# SUPPLIED MATERIAL

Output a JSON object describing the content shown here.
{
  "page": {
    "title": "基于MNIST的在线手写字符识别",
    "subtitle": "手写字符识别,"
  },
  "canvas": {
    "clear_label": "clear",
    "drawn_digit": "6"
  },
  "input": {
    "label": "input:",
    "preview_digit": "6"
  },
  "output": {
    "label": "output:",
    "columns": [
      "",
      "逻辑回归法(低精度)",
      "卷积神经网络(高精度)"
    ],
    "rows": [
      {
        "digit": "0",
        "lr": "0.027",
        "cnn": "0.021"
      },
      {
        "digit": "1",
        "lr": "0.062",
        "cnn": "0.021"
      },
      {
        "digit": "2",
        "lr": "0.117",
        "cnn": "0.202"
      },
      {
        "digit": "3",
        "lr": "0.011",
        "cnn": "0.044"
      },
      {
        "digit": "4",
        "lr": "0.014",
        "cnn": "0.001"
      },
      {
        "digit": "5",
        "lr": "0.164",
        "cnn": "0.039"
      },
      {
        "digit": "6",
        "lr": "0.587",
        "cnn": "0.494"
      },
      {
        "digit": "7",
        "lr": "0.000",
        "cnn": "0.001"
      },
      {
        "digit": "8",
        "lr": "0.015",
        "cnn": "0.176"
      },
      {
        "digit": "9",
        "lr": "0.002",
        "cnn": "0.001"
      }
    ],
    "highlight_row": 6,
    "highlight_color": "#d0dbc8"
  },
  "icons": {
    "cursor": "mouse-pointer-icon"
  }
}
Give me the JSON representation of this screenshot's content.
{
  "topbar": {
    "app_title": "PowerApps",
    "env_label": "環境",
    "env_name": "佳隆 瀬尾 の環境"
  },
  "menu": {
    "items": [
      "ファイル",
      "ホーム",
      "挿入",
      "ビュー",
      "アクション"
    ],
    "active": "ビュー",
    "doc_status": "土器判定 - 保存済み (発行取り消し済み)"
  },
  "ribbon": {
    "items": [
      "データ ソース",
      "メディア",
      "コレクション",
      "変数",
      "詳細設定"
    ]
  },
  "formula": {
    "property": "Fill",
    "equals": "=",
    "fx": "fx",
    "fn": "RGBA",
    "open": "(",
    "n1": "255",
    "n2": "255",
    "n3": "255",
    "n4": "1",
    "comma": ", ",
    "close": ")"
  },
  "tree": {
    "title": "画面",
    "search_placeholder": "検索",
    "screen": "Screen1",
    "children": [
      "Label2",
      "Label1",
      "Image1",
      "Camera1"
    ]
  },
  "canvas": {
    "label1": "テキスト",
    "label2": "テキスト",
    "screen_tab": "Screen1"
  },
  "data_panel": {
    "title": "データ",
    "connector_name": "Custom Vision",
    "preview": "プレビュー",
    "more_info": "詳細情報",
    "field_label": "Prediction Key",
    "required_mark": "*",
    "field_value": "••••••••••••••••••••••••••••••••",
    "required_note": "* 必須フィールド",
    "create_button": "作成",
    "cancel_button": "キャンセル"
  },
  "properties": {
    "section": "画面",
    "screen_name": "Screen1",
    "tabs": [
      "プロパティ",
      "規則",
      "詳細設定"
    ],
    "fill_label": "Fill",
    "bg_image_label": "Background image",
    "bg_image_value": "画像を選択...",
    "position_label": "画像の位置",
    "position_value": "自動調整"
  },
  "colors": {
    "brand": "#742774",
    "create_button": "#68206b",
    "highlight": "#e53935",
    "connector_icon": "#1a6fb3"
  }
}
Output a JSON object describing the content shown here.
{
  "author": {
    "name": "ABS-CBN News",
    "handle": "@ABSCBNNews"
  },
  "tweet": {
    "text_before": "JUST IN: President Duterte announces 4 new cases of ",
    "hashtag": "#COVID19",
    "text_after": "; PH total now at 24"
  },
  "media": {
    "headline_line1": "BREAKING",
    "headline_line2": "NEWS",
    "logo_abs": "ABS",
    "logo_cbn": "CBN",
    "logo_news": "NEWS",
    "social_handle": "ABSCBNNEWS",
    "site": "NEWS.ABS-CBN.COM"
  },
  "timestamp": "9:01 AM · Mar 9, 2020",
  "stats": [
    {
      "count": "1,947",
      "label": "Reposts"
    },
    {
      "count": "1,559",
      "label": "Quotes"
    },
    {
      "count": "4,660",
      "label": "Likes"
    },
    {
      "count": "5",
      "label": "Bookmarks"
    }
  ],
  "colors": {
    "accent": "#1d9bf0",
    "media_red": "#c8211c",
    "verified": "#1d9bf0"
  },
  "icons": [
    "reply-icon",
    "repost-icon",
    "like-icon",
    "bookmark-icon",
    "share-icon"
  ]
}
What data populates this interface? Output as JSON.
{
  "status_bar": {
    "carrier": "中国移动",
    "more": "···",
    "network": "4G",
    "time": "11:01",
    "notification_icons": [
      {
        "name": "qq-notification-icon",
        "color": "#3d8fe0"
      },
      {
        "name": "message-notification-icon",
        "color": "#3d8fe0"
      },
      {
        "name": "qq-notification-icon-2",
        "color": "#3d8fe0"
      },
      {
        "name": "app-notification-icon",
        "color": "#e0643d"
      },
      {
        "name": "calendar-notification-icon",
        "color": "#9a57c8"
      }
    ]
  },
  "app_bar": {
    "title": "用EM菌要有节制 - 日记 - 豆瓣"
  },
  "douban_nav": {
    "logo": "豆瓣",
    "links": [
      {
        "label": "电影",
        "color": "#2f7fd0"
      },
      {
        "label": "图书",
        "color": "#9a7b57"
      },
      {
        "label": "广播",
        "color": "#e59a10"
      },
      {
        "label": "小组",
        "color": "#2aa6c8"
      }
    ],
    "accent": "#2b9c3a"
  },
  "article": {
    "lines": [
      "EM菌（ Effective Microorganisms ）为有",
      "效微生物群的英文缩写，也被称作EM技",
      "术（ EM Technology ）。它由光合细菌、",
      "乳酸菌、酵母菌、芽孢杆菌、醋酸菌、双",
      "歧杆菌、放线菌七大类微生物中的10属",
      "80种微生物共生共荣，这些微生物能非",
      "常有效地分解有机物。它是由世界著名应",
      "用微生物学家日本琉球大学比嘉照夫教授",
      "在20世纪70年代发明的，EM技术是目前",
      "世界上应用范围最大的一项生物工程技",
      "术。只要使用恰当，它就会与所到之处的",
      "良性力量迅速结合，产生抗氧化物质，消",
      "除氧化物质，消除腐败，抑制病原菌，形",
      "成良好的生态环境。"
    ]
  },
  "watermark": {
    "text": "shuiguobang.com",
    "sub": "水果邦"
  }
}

# PROBLEM DETAILS
Make an exact copy of the records.

# TASK ANSWER
Output a JSON object describing the content shown here.
{
  "page": {
    "title": "基于MNIST的在线手写字符识别",
    "subtitle": "手写字符识别,"
  },
  "canvas": {
    "clear_label": "clear",
    "drawn_digit": "6"
  },
  "input": {
    "label": "input:",
    "preview_digit": "6"
  },
  "output": {
    "label": "output:",
    "columns": [
      "",
      "逻辑回归法(低精度)",
      "卷积神经网络(高精度)"
    ],
    "rows": [
      {
        "digit": "0",
        "lr": "0.027",
        "cnn": "0.021"
      },
      {
        "digit": "1",
        "lr": "0.062",
        "cnn": "0.021"
      },
      {
        "digit": "2",
        "lr": "0.117",
        "cnn": "0.202"
      },
      {
        "digit": "3",
        "lr": "0.011",
        "cnn": "0.044"
      },
      {
        "digit": "4",
        "lr": "0.014",
        "cnn": "0.001"
      },
      {
        "digit": "5",
        "lr": "0.164",
        "cnn": "0.039"
      },
      {
        "digit": "6",
        "lr": "0.587",
        "cnn": "0.494"
      },
      {
        "digit": "7",
        "lr": "0.000",
        "cnn": "0.001"
      },
      {
        "digit": "8",
        "lr": "0.015",
        "cnn": "0.176"
      },
      {
        "digit": "9",
        "lr": "0.002",
        "cnn": "0.001"
      }
    ],
    "highlight_row": 6,
    "highlight_color": "#d0dbc8"
  },
  "icons": {
    "cursor": "mouse-pointer-icon"
  }
}
Give me the JSON representation of this screenshot's content.
{
  "topbar": {
    "app_title": "PowerApps",
    "env_label": "環境",
    "env_name": "佳隆 瀬尾 の環境"
  },
  "menu": {
    "items": [
      "ファイル",
      "ホーム",
      "挿入",
      "ビュー",
      "アクション"
    ],
    "active": "ビュー",
    "doc_status": "土器判定 - 保存済み (発行取り消し済み)"
  },
  "ribbon": {
    "items": [
      "データ ソース",
      "メディア",
      "コレクション",
      "変数",
      "詳細設定"
    ]
  },
  "formula": {
    "property": "Fill",
    "equals": "=",
    "fx": "fx",
    "fn": "RGBA",
    "open": "(",
    "n1": "255",
    "n2": "255",
    "n3": "255",
    "n4": "1",
    "comma": ", ",
    "close": ")"
  },
  "tree": {
    "title": "画面",
    "search_placeholder": "検索",
    "screen": "Screen1",
    "children": [
      "Label2",
      "Label1",
      "Image1",
      "Camera1"
    ]
  },
  "canvas": {
    "label1": "テキスト",
    "label2": "テキスト",
    "screen_tab": "Screen1"
  },
  "data_panel": {
    "title": "データ",
    "connector_name": "Custom Vision",
    "preview": "プレビュー",
    "more_info": "詳細情報",
    "field_label": "Prediction Key",
    "required_mark": "*",
    "field_value": "••••••••••••••••••••••••••••••••",
    "required_note": "* 必須フィールド",
    "create_button": "作成",
    "cancel_button": "キャンセル"
  },
  "properties": {
    "section": "画面",
    "screen_name": "Screen1",
    "tabs": [
      "プロパティ",
      "規則",
      "詳細設定"
    ],
    "fill_label": "Fill",
    "bg_image_label": "Background image",
    "bg_image_value": "画像を選択...",
    "position_label": "画像の位置",
    "position_value": "自動調整"
  },
  "colors": {
    "brand": "#742774",
    "create_button": "#68206b",
    "highlight": "#e53935",
    "connector_icon": "#1a6fb3"
  }
}
Output a JSON object describing the content shown here.
{
  "author": {
    "name": "ABS-CBN News",
    "handle": "@ABSCBNNews"
  },
  "tweet": {
    "text_before": "JUST IN: President Duterte announces 4 new cases of ",
    "hashtag": "#COVID19",
    "text_after": "; PH total now at 24"
  },
  "media": {
    "headline_line1": "BREAKING",
    "headline_line2": "NEWS",
    "logo_abs": "ABS",
    "logo_cbn": "CBN",
    "logo_news": "NEWS",
    "social_handle": "ABSCBNNEWS",
    "site": "NEWS.ABS-CBN.COM"
  },
  "timestamp": "9:01 AM · Mar 9, 2020",
  "stats": [
    {
      "count": "1,947",
      "label": "Reposts"
    },
    {
      "count": "1,559",
      "label": "Quotes"
    },
    {
      "count": "4,660",
      "label": "Likes"
    },
    {
      "count": "5",
      "label": "Bookmarks"
    }
  ],
  "colors": {
    "accent": "#1d9bf0",
    "media_red": "#c8211c",
    "verified": "#1d9bf0"
  },
  "icons": [
    "reply-icon",
    "repost-icon",
    "like-icon",
    "bookmark-icon",
    "share-icon"
  ]
}
What data populates this interface? Output as JSON.
{
  "status_bar": {
    "carrier": "中国移动",
    "more": "···",
    "network": "4G",
    "time": "11:01",
    "notification_icons": [
      {
        "name": "qq-notification-icon",
        "color": "#3d8fe0"
      },
      {
        "name": "message-notification-icon",
        "color": "#3d8fe0"
      },
      {
        "name": "qq-notification-icon-2",
        "color": "#3d8fe0"
      },
      {
        "name": "app-notification-icon",
        "color": "#e0643d"
      },
      {
        "name": "calendar-notification-icon",
        "color": "#9a57c8"
      }
    ]
  },
  "app_bar": {
    "title": "用EM菌要有节制 - 日记 - 豆瓣"
  },
  "douban_nav": {
    "logo": "豆瓣",
    "links": [
      {
        "label": "电影",
        "color": "#2f7fd0"
      },
      {
        "label": "图书",
        "color": "#9a7b57"
      },
      {
        "label": "广播",
        "color": "#e59a10"
      },
      {
        "label": "小组",
        "color": "#2aa6c8"
      }
    ],
    "accent": "#2b9c3a"
  },
  "article": {
    "lines": [
      "EM菌（ Effective Microorganisms ）为有",
      "效微生物群的英文缩写，也被称作EM技",
      "术（ EM Technology ）。它由光合细菌、",
      "乳酸菌、酵母菌、芽孢杆菌、醋酸菌、双",
      "歧杆菌、放线菌七大类微生物中的10属",
      "80种微生物共生共荣，这些微生物能非",
      "常有效地分解有机物。它是由世界著名应",
      "用微生物学家日本琉球大学比嘉照夫教授",
      "在20世纪70年代发明的，EM技术是目前",
      "世界上应用范围最大的一项生物工程技",
      "术。只要使用恰当，它就会与所到之处的",
      "良性力量迅速结合，产生抗氧化物质，消",
      "除氧化物质，消除腐败，抑制病原菌，形",
      "成良好的生态环境。"
    ]
  },
  "watermark": {
    "text": "shuiguobang.com",
    "sub": "水果邦"
  }
}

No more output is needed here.